- _Available records_
* * * *
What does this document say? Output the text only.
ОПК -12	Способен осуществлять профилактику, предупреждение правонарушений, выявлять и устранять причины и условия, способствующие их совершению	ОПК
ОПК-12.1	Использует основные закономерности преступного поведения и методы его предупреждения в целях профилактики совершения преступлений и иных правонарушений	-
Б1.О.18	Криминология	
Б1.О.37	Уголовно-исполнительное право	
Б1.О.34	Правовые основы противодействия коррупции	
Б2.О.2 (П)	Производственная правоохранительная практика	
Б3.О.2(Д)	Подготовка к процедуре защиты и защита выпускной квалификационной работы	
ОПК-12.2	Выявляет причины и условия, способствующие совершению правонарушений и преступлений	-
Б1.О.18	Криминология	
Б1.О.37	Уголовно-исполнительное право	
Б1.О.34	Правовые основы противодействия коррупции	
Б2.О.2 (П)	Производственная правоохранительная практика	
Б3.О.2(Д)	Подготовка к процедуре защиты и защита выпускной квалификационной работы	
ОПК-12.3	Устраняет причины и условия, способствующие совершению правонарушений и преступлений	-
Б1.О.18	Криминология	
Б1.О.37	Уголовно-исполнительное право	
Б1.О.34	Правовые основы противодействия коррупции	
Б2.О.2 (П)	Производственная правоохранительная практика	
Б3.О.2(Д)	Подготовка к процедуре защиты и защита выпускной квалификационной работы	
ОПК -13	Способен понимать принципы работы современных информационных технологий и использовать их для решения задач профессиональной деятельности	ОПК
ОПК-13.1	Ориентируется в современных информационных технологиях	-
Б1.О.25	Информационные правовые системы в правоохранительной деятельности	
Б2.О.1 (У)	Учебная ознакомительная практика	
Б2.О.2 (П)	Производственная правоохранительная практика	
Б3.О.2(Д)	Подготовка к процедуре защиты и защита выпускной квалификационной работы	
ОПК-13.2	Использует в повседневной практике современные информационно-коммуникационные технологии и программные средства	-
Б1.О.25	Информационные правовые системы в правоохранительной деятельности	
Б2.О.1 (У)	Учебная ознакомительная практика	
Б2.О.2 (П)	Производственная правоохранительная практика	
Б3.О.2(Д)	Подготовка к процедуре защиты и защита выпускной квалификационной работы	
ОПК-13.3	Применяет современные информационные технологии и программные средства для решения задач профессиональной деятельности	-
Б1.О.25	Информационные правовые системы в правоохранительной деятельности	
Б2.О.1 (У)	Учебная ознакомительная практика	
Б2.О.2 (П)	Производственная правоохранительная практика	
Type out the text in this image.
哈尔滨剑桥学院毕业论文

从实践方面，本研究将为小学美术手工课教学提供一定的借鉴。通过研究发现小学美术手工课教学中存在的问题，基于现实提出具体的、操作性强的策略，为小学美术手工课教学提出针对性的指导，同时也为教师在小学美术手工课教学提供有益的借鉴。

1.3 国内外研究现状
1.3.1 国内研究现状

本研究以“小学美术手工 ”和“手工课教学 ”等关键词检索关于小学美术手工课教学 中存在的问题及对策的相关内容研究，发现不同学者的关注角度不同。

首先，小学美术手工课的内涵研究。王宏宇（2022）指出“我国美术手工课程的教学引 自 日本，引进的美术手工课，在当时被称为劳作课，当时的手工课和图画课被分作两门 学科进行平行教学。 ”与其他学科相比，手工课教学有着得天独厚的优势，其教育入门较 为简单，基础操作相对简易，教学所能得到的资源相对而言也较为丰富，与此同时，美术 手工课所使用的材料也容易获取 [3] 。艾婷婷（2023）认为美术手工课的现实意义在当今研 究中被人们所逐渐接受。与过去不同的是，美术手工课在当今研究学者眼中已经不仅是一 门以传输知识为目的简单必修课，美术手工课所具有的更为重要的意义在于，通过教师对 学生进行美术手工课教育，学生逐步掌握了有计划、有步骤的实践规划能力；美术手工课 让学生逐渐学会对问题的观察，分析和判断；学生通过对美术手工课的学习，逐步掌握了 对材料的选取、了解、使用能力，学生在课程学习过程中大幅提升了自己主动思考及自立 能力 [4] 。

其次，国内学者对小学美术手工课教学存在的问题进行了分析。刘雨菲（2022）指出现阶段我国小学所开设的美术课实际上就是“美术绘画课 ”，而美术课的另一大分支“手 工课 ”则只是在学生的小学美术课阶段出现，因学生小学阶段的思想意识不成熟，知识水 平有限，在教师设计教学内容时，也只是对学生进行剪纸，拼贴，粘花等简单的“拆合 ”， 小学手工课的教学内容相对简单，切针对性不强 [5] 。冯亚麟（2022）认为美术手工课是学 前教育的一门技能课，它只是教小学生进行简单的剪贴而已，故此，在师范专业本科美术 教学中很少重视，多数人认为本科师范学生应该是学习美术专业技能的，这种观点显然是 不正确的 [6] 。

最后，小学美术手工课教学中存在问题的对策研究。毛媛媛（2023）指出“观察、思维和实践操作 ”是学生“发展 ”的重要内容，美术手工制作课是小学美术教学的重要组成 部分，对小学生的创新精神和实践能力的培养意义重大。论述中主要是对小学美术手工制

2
* * * *
- _Required work_
Work out how many lines in the records above contain the word "профессиональной", and reply with that number alone.

- _Output_
2